> Do this: Print the records again, character for character.

> Material to process:
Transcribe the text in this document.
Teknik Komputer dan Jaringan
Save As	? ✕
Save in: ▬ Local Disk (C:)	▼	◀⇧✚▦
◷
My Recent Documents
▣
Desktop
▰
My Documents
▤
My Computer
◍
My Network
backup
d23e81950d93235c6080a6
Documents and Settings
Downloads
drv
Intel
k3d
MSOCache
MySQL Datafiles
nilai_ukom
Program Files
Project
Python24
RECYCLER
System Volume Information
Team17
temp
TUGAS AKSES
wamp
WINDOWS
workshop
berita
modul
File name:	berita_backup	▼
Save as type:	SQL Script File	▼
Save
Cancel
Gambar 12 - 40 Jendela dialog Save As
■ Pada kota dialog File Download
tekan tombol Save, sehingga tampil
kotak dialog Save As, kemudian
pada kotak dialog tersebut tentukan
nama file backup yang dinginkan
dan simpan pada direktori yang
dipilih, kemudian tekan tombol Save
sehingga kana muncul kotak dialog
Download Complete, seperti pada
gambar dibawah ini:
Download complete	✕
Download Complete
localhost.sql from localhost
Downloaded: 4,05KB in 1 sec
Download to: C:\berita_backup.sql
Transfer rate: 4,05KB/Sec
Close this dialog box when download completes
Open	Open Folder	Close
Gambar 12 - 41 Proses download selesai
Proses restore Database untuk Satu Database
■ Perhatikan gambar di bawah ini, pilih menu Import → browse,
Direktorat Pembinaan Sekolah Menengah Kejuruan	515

> Result:
Transcribe the text in this document.
Teknik Komputer dan Jaringan
Save As	? ✕
Save in: ▬ Local Disk (C:)	▼	◀⇧✚▦
◷
My Recent Documents
▣
Desktop
▰
My Documents
▤
My Computer
◍
My Network
backup
d23e81950d93235c6080a6
Documents and Settings
Downloads
drv
Intel
k3d
MSOCache
MySQL Datafiles
nilai_ukom
Program Files
Project
Python24
RECYCLER
System Volume Information
Team17
temp
TUGAS AKSES
wamp
WINDOWS
workshop
berita
modul
File name:	berita_backup	▼
Save as type:	SQL Script File	▼
Save
Cancel
Gambar 12 - 40 Jendela dialog Save As
■ Pada kota dialog File Download
tekan tombol Save, sehingga tampil
kotak dialog Save As, kemudian
pada kotak dialog tersebut tentukan
nama file backup yang dinginkan
dan simpan pada direktori yang
dipilih, kemudian tekan tombol Save
sehingga kana muncul kotak dialog
Download Complete, seperti pada
gambar dibawah ini:
Download complete	✕
Download Complete
localhost.sql from localhost
Downloaded: 4,05KB in 1 sec
Download to: C:\berita_backup.sql
Transfer rate: 4,05KB/Sec
Close this dialog box when download completes
Open	Open Folder	Close
Gambar 12 - 41 Proses download selesai
Proses restore Database untuk Satu Database
■ Perhatikan gambar di bawah ini, pilih menu Import → browse,
Direktorat Pembinaan Sekolah Menengah Kejuruan	515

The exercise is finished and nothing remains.